Exercise instructions:
The records that follow are to be transcribed in full, without their images.

Raw data:
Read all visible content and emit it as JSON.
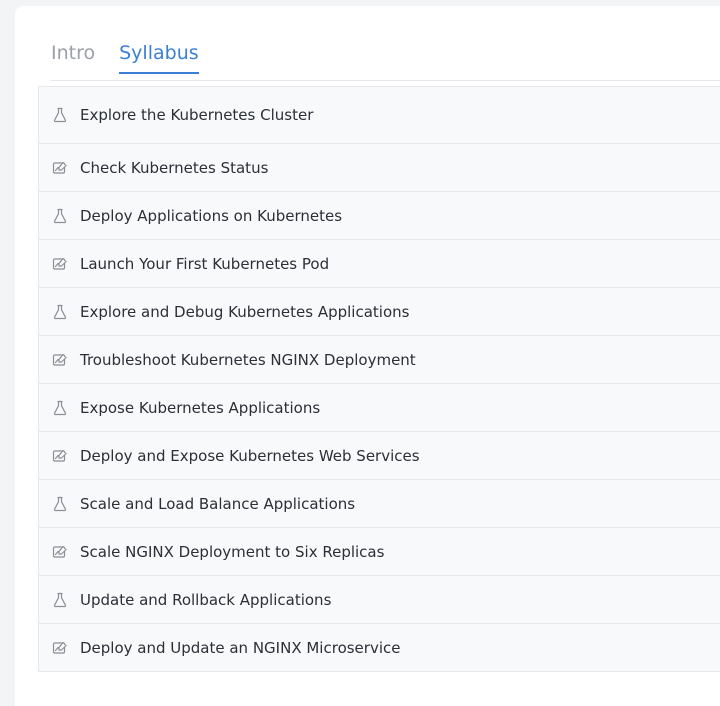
{
  "tabs": [
    {
      "label": "Intro",
      "active": false
    },
    {
      "label": "Syllabus",
      "active": true
    }
  ],
  "syllabus": [
    {
      "title": "Explore the Kubernetes Cluster",
      "icon": "flask-icon"
    },
    {
      "title": "Check Kubernetes Status",
      "icon": "challenge-icon"
    },
    {
      "title": "Deploy Applications on Kubernetes",
      "icon": "flask-icon"
    },
    {
      "title": "Launch Your First Kubernetes Pod",
      "icon": "challenge-icon"
    },
    {
      "title": "Explore and Debug Kubernetes Applications",
      "icon": "flask-icon"
    },
    {
      "title": "Troubleshoot Kubernetes NGINX Deployment",
      "icon": "challenge-icon"
    },
    {
      "title": "Expose Kubernetes Applications",
      "icon": "flask-icon"
    },
    {
      "title": "Deploy and Expose Kubernetes Web Services",
      "icon": "challenge-icon"
    },
    {
      "title": "Scale and Load Balance Applications",
      "icon": "flask-icon"
    },
    {
      "title": "Scale NGINX Deployment to Six Replicas",
      "icon": "challenge-icon"
    },
    {
      "title": "Update and Rollback Applications",
      "icon": "flask-icon"
    },
    {
      "title": "Deploy and Update an NGINX Microservice",
      "icon": "challenge-icon"
    }
  ],
  "colors": {
    "accent": "#3b7fd6",
    "tab_inactive": "#9aa0a8",
    "row_bg": "#f8f9fb",
    "text": "#2b2f36",
    "icon": "#8a8f98"
  }
}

Result for this exercise:
Read all visible content and emit it as JSON.
{
  "tabs": [
    {
      "label": "Intro",
      "active": false
    },
    {
      "label": "Syllabus",
      "active": true
    }
  ],
  "syllabus": [
    {
      "title": "Explore the Kubernetes Cluster",
      "icon": "flask-icon"
    },
    {
      "title": "Check Kubernetes Status",
      "icon": "challenge-icon"
    },
    {
      "title": "Deploy Applications on Kubernetes",
      "icon": "flask-icon"
    },
    {
      "title": "Launch Your First Kubernetes Pod",
      "icon": "challenge-icon"
    },
    {
      "title": "Explore and Debug Kubernetes Applications",
      "icon": "flask-icon"
    },
    {
      "title": "Troubleshoot Kubernetes NGINX Deployment",
      "icon": "challenge-icon"
    },
    {
      "title": "Expose Kubernetes Applications",
      "icon": "flask-icon"
    },
    {
      "title": "Deploy and Expose Kubernetes Web Services",
      "icon": "challenge-icon"
    },
    {
      "title": "Scale and Load Balance Applications",
      "icon": "flask-icon"
    },
    {
      "title": "Scale NGINX Deployment to Six Replicas",
      "icon": "challenge-icon"
    },
    {
      "title": "Update and Rollback Applications",
      "icon": "flask-icon"
    },
    {
      "title": "Deploy and Update an NGINX Microservice",
      "icon": "challenge-icon"
    }
  ],
  "colors": {
    "accent": "#3b7fd6",
    "tab_inactive": "#9aa0a8",
    "row_bg": "#f8f9fb",
    "text": "#2b2f36",
    "icon": "#8a8f98"
  }
}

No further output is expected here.